Exercise brief.
Extract each line of the records below that contains the word "ईनगर".

Collected data.
────

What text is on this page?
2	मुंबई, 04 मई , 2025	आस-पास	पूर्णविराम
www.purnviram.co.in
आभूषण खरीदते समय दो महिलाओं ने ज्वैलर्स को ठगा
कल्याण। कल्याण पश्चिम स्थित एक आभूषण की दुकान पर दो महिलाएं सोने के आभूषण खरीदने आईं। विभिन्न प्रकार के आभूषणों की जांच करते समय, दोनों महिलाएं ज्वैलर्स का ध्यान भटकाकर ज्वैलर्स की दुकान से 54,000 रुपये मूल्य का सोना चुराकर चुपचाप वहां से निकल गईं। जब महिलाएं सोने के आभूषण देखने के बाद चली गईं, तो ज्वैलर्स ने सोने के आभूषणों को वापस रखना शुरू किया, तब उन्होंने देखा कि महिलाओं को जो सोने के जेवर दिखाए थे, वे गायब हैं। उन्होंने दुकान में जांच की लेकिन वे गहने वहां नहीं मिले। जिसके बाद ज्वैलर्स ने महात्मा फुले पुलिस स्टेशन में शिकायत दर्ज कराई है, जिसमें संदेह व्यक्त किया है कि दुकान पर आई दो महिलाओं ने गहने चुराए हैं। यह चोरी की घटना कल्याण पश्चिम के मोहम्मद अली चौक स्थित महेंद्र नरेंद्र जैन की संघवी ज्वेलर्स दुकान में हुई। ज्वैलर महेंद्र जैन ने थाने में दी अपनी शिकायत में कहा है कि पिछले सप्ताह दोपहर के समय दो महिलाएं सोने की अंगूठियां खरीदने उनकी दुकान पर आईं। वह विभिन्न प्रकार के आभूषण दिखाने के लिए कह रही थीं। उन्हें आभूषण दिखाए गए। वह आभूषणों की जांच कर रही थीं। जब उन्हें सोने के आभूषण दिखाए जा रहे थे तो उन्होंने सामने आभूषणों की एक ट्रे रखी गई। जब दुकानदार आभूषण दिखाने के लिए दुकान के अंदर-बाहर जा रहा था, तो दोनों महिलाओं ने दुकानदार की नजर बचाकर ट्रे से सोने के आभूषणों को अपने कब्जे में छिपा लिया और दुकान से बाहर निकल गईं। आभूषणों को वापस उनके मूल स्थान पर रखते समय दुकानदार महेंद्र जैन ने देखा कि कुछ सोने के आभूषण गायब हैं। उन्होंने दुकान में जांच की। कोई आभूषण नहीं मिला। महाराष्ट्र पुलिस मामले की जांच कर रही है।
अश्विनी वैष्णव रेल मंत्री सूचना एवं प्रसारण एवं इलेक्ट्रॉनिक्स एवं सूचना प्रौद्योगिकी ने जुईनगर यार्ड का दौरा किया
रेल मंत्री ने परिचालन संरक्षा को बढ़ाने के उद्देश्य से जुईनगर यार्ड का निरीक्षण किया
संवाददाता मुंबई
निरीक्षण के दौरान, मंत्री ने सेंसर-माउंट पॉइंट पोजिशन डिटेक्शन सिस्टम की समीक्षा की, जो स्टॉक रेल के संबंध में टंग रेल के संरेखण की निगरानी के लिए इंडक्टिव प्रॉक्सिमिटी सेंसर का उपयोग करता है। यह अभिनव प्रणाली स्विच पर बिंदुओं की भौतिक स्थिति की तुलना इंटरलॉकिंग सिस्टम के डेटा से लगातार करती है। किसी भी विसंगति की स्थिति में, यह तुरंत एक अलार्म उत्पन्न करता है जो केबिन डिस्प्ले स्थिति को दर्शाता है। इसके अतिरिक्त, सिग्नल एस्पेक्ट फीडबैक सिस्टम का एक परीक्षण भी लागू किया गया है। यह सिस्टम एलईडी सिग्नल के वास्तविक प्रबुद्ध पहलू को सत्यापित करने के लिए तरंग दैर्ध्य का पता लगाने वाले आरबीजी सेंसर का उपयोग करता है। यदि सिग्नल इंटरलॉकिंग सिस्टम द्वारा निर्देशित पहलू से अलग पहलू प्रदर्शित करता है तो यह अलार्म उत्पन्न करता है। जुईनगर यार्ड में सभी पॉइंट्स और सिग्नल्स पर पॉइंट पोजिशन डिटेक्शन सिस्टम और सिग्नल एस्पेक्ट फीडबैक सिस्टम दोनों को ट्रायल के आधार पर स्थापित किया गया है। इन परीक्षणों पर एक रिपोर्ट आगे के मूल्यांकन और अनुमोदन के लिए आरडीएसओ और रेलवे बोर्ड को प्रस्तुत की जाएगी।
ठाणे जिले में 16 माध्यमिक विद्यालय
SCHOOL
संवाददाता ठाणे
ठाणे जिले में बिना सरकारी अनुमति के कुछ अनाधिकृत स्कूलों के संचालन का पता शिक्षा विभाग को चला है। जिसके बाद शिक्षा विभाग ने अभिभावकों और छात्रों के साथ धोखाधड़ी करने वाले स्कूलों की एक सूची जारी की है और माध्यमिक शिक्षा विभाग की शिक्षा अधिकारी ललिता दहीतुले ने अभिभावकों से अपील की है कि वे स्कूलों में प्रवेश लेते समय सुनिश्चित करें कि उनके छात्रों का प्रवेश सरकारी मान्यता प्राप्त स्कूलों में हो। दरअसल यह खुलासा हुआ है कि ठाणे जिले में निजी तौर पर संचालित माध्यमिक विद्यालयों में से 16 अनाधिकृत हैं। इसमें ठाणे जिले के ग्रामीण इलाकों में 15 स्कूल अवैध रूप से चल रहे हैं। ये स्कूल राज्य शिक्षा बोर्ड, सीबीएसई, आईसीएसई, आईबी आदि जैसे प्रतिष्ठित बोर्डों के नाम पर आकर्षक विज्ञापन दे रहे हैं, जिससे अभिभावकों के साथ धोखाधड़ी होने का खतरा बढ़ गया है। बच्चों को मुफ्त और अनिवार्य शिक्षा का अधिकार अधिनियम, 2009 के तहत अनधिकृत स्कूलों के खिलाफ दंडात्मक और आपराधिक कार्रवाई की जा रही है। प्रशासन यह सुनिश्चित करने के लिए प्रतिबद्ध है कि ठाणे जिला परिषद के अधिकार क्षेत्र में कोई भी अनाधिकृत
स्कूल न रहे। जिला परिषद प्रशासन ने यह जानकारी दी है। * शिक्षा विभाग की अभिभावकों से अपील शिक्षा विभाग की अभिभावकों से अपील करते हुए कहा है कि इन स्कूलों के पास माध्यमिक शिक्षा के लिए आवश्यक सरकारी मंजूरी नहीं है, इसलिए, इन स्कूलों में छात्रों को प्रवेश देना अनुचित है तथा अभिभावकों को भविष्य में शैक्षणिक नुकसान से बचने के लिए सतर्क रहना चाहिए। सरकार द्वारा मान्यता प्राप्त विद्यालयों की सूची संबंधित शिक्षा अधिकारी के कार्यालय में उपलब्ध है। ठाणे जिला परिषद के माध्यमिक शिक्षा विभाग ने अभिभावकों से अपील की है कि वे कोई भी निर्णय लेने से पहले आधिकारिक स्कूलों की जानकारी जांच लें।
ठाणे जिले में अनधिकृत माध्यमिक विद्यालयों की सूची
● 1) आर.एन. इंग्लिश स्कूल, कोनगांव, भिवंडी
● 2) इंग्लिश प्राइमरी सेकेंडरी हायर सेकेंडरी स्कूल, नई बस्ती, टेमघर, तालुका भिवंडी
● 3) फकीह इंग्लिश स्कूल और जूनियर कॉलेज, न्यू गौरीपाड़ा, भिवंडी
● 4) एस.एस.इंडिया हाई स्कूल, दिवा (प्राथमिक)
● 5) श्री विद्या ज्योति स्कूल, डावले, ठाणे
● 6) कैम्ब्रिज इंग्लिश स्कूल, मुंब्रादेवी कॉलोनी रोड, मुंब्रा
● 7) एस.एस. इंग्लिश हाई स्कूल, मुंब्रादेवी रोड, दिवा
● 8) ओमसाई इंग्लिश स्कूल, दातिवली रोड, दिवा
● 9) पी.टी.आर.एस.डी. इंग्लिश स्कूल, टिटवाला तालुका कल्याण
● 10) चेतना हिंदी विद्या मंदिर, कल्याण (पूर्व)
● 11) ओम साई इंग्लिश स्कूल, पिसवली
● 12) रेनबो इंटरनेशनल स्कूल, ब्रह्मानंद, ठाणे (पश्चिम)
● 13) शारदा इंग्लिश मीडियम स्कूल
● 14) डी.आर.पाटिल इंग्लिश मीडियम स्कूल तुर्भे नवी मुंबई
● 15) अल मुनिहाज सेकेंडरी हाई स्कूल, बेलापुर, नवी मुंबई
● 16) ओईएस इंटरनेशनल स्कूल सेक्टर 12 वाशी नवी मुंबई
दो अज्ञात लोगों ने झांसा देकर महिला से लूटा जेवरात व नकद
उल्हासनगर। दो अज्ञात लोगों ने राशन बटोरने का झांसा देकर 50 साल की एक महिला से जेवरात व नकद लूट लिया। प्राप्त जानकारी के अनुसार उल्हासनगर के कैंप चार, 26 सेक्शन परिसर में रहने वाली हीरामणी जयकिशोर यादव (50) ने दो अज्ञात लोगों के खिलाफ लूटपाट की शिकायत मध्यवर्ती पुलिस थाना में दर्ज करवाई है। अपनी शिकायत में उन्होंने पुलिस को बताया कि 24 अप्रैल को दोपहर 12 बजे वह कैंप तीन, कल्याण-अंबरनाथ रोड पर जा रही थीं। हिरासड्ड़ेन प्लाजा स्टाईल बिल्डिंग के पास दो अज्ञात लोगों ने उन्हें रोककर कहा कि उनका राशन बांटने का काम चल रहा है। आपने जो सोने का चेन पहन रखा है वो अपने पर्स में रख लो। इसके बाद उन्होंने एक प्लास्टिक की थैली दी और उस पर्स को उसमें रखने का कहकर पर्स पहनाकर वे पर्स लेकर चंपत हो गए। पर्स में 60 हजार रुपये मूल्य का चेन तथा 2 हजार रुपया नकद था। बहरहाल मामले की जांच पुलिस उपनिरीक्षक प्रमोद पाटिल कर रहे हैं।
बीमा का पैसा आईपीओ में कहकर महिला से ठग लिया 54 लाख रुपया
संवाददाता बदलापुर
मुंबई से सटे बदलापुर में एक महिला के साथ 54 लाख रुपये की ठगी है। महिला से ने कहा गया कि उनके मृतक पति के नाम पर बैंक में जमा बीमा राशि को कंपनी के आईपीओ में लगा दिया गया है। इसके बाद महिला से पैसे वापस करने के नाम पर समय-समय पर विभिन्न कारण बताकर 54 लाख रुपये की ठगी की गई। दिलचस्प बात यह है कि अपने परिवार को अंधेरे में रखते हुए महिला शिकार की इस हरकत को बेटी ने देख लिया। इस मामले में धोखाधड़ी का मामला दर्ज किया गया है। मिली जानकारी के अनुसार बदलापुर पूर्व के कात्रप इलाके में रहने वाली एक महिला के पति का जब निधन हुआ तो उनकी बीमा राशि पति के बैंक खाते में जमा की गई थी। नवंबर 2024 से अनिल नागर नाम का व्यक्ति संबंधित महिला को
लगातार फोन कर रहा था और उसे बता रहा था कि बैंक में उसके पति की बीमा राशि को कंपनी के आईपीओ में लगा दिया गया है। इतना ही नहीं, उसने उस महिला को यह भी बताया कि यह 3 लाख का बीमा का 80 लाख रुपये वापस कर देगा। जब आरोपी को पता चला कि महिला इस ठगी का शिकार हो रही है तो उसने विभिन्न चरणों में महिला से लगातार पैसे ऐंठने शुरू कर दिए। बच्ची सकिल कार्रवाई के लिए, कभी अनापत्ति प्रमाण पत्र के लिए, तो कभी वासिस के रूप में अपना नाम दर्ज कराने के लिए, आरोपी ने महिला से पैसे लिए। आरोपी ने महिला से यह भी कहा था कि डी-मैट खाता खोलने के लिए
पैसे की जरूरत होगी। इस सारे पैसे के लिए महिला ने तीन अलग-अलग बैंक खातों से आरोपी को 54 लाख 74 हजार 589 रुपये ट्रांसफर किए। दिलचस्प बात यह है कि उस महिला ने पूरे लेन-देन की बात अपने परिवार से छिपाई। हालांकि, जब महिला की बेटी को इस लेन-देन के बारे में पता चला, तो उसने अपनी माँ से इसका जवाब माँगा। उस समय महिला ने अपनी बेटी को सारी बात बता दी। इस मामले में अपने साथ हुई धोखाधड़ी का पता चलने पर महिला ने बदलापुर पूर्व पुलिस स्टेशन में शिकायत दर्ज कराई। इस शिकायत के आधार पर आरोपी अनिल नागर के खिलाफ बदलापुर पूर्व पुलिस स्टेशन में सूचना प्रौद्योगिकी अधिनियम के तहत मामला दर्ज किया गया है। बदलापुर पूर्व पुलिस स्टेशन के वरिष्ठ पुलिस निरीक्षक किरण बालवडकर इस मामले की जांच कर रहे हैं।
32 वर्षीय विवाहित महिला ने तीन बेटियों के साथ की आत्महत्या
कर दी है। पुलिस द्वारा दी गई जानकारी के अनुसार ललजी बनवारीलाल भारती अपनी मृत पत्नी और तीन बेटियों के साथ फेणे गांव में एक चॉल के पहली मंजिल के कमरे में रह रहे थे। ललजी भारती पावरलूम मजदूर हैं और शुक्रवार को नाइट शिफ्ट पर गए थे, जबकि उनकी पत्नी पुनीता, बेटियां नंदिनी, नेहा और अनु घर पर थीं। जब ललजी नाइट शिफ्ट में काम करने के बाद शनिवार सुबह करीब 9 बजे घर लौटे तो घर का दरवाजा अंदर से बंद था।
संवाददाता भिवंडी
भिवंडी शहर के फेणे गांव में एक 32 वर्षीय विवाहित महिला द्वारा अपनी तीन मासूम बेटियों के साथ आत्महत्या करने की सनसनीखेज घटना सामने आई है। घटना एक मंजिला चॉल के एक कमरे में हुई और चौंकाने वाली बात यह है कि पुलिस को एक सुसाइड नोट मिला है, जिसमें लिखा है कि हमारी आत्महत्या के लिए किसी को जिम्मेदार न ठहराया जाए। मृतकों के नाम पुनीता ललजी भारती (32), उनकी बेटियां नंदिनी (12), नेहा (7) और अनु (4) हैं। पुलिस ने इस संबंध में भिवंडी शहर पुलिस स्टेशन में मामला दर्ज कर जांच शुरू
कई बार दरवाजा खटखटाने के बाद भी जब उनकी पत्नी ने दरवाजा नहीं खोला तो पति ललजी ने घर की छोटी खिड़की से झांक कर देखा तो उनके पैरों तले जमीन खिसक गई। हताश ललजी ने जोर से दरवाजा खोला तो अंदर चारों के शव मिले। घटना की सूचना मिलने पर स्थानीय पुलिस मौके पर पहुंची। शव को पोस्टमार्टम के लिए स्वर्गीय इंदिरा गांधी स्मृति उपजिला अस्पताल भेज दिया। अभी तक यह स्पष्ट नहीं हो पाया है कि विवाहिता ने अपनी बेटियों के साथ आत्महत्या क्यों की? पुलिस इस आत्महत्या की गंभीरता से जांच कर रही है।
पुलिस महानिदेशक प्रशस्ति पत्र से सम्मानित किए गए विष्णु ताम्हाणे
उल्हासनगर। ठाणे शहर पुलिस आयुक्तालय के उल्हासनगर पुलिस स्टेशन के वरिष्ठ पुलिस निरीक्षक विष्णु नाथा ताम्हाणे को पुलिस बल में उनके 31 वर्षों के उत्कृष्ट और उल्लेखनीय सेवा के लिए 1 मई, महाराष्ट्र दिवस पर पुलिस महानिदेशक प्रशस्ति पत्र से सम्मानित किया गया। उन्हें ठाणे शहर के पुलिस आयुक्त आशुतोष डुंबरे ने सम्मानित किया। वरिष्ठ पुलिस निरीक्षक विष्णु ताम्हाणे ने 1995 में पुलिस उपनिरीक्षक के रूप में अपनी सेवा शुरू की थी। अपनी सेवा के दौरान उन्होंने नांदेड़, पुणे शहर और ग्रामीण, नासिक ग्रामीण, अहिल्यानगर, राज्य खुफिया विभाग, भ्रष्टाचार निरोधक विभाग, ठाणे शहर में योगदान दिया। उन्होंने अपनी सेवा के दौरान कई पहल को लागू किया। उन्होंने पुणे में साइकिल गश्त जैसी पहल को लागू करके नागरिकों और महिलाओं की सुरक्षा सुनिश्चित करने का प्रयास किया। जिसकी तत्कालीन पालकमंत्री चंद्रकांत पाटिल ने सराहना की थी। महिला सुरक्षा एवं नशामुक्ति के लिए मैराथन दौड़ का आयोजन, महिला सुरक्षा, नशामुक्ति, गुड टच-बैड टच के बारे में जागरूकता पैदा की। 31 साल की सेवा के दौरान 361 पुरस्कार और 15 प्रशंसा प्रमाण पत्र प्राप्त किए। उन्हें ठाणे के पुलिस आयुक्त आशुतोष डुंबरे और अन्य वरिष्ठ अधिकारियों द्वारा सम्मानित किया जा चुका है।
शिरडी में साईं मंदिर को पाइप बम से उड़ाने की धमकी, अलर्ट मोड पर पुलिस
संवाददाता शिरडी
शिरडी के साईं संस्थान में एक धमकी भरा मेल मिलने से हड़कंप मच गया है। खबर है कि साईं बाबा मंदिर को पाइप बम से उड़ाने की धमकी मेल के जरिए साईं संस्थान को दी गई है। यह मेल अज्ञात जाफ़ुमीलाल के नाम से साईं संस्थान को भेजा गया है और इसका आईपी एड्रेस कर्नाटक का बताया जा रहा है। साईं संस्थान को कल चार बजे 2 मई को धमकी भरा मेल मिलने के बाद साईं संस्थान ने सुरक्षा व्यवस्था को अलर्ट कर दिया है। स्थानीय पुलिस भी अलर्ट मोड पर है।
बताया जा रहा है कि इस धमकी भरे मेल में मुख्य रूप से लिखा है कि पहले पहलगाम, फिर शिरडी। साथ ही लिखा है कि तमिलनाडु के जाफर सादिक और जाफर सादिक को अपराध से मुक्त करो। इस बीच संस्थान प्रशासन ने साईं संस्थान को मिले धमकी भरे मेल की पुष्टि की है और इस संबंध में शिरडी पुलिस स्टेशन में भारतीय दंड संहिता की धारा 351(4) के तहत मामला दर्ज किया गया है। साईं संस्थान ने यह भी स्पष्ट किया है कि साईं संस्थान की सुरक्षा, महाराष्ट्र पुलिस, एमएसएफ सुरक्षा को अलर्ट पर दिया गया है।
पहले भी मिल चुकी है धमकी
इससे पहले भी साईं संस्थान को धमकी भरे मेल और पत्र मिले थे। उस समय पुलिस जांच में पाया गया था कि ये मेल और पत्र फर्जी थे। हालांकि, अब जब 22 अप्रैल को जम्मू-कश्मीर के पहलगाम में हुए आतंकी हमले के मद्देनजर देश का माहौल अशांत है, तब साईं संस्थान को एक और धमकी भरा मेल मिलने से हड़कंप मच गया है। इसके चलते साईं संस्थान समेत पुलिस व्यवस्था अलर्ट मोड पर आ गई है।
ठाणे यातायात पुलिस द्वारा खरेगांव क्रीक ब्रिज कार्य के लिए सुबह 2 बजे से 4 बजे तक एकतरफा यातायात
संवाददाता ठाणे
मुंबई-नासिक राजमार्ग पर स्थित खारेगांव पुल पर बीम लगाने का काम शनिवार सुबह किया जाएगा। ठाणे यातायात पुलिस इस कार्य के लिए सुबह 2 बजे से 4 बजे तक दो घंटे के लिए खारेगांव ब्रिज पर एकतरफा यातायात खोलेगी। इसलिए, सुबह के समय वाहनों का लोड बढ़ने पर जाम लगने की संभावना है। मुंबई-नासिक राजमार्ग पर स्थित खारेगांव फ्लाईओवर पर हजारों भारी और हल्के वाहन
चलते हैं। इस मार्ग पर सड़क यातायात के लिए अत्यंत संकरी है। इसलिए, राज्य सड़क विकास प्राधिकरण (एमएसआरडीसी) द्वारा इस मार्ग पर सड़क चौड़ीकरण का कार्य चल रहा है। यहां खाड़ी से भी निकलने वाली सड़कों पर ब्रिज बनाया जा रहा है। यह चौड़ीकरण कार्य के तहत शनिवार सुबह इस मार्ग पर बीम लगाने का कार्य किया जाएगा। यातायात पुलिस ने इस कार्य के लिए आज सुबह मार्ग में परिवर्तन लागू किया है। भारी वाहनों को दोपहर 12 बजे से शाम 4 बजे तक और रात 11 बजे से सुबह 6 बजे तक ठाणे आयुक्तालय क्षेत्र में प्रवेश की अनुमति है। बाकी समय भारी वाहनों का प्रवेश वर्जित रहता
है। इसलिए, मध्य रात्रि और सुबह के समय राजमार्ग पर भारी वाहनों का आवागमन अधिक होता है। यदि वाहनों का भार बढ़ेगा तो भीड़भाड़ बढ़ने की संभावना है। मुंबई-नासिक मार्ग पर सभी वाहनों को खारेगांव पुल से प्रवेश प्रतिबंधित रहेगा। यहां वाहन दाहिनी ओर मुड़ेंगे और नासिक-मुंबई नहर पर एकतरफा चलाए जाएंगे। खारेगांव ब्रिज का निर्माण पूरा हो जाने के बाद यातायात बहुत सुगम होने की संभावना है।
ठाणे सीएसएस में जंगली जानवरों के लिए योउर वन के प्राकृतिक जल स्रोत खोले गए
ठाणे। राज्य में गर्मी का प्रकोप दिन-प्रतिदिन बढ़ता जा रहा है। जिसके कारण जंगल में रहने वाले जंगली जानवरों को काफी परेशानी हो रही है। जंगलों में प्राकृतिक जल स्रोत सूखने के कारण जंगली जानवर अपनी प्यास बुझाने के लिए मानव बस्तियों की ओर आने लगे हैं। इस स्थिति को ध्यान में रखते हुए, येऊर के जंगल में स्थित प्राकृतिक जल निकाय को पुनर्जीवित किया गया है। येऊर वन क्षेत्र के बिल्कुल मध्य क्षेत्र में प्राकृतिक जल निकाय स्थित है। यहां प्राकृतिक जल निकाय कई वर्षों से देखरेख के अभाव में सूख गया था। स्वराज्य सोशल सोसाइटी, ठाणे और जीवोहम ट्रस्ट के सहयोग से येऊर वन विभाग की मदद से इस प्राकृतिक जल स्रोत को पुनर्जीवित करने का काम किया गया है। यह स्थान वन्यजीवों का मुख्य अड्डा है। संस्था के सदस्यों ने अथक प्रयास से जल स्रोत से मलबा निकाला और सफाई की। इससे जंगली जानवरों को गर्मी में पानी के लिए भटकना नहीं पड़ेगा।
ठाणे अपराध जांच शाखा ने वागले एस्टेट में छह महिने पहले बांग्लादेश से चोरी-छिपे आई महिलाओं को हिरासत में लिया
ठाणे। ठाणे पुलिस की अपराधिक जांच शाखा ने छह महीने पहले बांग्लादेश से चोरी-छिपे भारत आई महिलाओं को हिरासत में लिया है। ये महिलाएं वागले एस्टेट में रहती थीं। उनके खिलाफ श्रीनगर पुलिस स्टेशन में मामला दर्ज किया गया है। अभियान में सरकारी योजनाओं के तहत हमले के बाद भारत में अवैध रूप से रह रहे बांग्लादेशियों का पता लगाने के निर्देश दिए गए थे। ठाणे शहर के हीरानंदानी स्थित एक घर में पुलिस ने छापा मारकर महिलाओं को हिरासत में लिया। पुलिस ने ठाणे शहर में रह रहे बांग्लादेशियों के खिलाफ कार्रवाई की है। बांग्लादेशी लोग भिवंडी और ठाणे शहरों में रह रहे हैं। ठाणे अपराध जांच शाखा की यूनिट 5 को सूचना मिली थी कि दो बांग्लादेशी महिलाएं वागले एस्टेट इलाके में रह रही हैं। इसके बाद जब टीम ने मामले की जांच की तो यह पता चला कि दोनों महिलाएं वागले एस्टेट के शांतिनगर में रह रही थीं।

────

Solution to the problem.
अश्विनी वैष्णव रेल मंत्री सूचना एवं प्रसारण एवं इलेक्ट्रॉनिक्स एवं सूचना प्रौद्योगिकी ने जुईनगर यार्ड का दौरा किया
रेल मंत्री ने परिचालन संरक्षा को बढ़ाने के उद्देश्य से जुईनगर यार्ड का निरीक्षण किया
निरीक्षण के दौरान, मंत्री ने सेंसर-माउंट पॉइंट पोजिशन डिटेक्शन सिस्टम की समीक्षा की, जो स्टॉक रेल के संबंध में टंग रेल के संरेखण की निगरानी के लिए इंडक्टिव प्रॉक्सिमिटी सेंसर का उपयोग करता है। यह अभिनव प्रणाली स्विच पर बिंदुओं की भौतिक स्थिति की तुलना इंटरलॉकिंग सिस्टम के डेटा से लगातार करती है। किसी भी विसंगति की स्थिति में, यह तुरंत एक अलार्म उत्पन्न करता है जो केबिन डिस्प्ले स्थिति को दर्शाता है। इसके अतिरिक्त, सिग्नल एस्पेक्ट फीडबैक सिस्टम का एक परीक्षण भी लागू किया गया है। यह सिस्टम एलईडी सिग्नल के वास्तविक प्रबुद्ध पहलू को सत्यापित करने के लिए तरंग दैर्ध्य का पता लगाने वाले आरबीजी सेंसर का उपयोग करता है। यदि सिग्नल इंटरलॉकिंग सिस्टम द्वारा निर्देशित पहलू से अलग पहलू प्रदर्शित करता है तो यह अलार्म उत्पन्न करता है। जुईनगर यार्ड में सभी पॉइंट्स और सिग्नल्स पर पॉइंट पोजिशन डिटेक्शन सिस्टम और सिग्नल एस्पेक्ट फीडबैक सिस्टम दोनों को ट्रायल के आधार पर स्थापित किया गया है। इन परीक्षणों पर एक रिपोर्ट आगे के मूल्यांकन और अनुमोदन के लिए आरडीएसओ और रेलवे बोर्ड को प्रस्तुत की जाएगी।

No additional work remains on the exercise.